### [TO DO]
• a. In the accounting introduction below, why does a not-for-profit organization prepare a balance sheet? Answer in one to three sentences.
• b. Collect every line in the entries below that contains the word "icon". Case counts.

### [EXCERPTED TEXT]
........

Introduction to Accounting and Its Basic Procedures
There are various forms of organisations and they have their own methodology for the preparation and presentation of accounts. In Class 12 Accountancy, the basics consists of accounting for not-for-profit organisations, accounting for partnership firms and accounting for companies.
Accounting for a partnership includes the fundamentals of accounting, valuation of goodwill, reconstitution of partnership firm and dissolution of the partnership. Accounting for companies includes the issue of shares and debentures and the redemption of debentures. The theory of Accounts Class 12 is discussed below (fundamentals of accountancy notes).
Accounting for Not for Profit Organisations
These organisations work with the intention of not earning profits throughout their life and are dedicated to service to society and its members. It is a separate legal entity, i.e members are different from the organisation. They are organised as charitable trusts or societies in general and are managed by the executive elected by the organisation's members. The main sources of income for not-for-profit organisations are subscriptions for their members, donations, legacies and grants for a particular purpose. The sources of various funds are credited to the capital fund or the general fund.
The final accounts of not-for-profit organisations are as follows:
Receipts and Payment Accounts:
Recording of cash receipts and cash payments take place here irrespective of their nature (capital or revenue). It is the real account, also called a summary of cash books.
Income and Expenditure Accounts:
It is the summary of income and expenditure performed during an accounting year. It is a nominal account and similar to a profit and loss account.
Balance Sheet:
In order to ascertain the financial position of the organisation at a particular date, the balance sheet is prepared. The pattern for the balance sheet remains the same as that of the business entities.
Sources of Fund in not-for-Profit Organisations
Accounting for Partnership Firms
As per the provisions of Section number 4 of the Indian Partnership Act 1932, partnership is the relationship between two or more persons who have agreed to share the profits of the business carried on by all or any of them acting for all.
The person who has entered into a partnership with one another are called partners, and partners are collectively known as the firm. The name under which the business is carried on is called a firm name. The document containing written rules and regulations regarding the partnership is called a partnership deed.

........

### [GIVEN DATA]
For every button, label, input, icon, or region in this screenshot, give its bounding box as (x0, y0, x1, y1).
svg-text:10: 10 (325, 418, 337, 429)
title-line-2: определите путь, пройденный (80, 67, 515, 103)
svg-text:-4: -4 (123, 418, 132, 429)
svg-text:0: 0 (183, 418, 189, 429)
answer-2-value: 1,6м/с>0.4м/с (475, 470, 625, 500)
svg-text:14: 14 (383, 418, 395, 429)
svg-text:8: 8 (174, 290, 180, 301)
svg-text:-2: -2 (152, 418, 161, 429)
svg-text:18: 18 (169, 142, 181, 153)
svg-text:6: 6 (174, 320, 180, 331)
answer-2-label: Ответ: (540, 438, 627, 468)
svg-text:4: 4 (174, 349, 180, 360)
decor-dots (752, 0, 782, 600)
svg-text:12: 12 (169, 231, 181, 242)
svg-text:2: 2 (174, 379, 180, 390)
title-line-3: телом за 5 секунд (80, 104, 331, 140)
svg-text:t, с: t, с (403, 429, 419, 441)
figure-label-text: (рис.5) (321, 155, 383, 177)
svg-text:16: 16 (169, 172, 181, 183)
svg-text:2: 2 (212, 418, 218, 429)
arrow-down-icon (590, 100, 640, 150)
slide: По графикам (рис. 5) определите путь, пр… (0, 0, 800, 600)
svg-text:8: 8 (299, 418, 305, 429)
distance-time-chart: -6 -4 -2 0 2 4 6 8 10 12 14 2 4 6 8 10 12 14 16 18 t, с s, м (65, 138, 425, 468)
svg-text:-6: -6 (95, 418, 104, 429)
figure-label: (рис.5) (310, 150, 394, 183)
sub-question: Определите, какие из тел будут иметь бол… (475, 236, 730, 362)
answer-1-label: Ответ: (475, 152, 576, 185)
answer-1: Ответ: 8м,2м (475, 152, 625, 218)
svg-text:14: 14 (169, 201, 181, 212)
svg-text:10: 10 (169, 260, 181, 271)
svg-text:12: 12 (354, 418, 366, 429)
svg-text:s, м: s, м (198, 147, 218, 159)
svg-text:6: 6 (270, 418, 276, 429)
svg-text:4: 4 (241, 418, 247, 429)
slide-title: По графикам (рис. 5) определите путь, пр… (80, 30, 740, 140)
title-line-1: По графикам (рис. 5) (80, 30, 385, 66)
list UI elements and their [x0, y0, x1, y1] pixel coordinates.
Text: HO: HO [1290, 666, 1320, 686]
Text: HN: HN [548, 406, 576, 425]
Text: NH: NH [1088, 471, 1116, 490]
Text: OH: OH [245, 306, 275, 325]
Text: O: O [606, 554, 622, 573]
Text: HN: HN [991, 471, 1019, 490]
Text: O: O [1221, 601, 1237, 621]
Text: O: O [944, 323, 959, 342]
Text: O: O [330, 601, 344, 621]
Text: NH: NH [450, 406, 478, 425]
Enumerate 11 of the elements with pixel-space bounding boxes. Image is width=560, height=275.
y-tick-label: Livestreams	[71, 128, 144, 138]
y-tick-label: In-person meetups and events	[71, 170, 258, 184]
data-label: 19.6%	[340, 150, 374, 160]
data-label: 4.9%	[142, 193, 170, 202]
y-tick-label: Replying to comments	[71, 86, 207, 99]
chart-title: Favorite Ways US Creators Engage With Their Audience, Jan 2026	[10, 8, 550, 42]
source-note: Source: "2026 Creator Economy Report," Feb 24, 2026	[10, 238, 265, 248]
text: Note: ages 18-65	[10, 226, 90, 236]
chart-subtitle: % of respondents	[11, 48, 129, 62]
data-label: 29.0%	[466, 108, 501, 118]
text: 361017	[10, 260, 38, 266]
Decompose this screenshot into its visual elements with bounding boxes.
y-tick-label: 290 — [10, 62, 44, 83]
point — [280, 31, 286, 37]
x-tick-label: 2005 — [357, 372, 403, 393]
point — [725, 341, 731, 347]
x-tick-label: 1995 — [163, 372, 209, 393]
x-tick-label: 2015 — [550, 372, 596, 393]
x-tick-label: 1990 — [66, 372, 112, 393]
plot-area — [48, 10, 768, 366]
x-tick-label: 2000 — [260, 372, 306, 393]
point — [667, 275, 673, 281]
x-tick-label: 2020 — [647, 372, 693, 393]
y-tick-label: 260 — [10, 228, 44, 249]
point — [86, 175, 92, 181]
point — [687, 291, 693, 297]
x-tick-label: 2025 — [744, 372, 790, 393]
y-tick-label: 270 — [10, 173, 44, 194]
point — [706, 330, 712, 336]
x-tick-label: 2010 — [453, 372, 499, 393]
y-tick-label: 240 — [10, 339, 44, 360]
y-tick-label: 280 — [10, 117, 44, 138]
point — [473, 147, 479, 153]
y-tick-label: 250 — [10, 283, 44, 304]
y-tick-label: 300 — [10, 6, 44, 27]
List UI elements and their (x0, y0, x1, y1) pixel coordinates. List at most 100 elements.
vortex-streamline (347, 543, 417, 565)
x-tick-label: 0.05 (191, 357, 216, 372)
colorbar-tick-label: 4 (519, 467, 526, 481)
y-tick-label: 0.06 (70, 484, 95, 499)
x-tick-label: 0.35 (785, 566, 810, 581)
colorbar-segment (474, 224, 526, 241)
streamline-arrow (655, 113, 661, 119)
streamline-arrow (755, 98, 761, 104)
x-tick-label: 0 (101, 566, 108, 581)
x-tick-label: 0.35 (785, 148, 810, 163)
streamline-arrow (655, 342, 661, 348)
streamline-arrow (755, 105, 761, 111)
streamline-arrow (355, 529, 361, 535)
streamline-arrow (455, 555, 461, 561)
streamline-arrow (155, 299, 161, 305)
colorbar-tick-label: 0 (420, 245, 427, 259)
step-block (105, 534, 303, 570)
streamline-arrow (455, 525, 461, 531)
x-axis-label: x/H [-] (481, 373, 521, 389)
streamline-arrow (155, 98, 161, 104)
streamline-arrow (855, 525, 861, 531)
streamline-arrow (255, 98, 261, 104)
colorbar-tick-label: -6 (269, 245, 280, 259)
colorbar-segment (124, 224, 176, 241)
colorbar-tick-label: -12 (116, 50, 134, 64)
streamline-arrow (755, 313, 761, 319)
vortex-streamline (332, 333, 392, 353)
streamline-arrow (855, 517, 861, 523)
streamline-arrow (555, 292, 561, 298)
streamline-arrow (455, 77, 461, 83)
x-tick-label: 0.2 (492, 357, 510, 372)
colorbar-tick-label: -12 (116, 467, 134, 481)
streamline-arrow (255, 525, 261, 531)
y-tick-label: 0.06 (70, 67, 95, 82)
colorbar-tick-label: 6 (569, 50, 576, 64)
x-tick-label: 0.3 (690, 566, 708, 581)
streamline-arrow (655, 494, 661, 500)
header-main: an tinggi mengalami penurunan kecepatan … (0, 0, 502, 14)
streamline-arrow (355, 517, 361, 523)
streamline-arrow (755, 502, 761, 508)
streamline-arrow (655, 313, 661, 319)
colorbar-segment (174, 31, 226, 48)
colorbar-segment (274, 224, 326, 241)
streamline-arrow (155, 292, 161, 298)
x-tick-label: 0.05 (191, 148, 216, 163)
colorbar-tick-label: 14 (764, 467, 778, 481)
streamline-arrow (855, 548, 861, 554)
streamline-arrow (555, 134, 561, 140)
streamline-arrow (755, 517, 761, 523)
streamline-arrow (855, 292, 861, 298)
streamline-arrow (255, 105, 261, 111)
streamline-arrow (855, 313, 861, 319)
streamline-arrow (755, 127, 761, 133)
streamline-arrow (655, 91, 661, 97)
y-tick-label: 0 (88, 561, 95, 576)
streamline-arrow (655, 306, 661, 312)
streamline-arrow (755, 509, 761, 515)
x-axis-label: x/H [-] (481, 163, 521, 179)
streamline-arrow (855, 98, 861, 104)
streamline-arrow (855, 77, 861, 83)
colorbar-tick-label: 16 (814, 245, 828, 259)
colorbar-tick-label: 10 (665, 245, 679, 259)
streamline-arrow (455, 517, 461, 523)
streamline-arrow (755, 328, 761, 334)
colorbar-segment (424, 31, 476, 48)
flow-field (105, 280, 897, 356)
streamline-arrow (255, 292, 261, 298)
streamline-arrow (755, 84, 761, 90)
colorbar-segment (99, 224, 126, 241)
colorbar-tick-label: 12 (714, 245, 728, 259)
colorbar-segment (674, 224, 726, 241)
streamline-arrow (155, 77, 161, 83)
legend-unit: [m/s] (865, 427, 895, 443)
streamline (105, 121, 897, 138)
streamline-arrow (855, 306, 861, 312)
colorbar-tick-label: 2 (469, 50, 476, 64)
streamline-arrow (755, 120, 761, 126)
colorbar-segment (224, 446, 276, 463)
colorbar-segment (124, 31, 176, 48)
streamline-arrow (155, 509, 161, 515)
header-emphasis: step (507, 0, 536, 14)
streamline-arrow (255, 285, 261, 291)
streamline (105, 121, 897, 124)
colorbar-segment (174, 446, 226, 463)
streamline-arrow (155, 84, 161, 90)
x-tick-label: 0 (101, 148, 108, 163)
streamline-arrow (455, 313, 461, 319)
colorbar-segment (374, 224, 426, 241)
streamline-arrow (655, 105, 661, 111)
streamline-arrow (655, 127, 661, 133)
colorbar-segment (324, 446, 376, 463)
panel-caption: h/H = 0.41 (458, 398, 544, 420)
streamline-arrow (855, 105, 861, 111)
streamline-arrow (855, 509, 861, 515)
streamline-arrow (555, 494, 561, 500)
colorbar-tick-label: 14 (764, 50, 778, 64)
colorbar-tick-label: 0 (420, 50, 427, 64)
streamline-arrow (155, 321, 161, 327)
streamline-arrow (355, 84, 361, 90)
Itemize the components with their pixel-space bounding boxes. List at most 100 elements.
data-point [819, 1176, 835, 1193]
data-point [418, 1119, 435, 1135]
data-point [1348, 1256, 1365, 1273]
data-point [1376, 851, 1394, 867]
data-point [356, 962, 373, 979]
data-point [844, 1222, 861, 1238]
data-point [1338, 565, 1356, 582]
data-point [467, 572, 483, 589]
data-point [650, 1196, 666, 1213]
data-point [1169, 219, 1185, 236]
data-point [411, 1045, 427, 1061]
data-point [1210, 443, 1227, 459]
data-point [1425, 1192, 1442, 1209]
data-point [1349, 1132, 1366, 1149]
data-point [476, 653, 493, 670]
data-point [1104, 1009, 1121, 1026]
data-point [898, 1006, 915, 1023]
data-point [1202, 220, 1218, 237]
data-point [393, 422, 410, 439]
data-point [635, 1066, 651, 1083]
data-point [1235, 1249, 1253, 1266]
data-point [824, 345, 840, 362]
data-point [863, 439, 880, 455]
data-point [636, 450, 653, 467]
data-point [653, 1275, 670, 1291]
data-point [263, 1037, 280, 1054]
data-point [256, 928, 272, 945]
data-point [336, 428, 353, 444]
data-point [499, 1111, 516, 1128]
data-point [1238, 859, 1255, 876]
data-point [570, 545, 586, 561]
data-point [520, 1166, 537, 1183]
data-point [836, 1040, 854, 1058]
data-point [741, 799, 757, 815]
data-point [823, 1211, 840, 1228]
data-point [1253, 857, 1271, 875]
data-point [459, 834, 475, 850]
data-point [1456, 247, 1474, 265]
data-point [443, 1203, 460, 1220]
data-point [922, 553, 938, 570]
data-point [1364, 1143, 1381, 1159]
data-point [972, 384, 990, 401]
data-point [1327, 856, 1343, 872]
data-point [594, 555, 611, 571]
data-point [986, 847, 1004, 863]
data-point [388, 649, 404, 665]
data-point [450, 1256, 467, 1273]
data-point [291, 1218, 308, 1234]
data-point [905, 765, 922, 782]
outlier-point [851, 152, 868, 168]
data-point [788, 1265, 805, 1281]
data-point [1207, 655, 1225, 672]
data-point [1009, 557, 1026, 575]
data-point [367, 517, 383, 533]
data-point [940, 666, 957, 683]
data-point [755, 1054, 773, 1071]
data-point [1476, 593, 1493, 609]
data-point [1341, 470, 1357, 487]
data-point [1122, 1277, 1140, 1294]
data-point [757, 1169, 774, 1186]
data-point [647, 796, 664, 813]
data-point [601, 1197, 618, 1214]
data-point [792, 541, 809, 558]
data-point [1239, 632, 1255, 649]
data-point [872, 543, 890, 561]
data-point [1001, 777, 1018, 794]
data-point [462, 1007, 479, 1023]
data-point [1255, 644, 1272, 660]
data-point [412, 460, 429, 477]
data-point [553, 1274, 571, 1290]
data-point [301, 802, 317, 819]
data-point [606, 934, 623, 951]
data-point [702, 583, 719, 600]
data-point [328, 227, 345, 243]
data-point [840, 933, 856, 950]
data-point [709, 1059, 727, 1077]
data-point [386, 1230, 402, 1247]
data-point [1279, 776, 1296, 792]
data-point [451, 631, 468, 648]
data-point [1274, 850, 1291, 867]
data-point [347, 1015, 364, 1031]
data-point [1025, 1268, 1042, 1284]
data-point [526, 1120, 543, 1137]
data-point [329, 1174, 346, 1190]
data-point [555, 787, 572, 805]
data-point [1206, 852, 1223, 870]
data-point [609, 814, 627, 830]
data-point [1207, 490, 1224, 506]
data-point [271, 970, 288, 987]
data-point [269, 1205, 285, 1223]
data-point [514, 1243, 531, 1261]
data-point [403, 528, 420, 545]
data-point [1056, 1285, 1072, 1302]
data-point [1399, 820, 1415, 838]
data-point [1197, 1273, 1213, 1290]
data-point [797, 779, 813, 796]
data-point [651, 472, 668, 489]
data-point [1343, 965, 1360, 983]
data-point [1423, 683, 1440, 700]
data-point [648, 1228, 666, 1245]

........

### [THE REPLIES]
• a. A not-for-profit organization prepares a balance sheet to find out its financial position at a particular date.

• b.
For every button, label, input, icon, or region in this screenshot, give its bounding box as (x0, y0, x1, y1).
arrow-down-icon (590, 100, 640, 150)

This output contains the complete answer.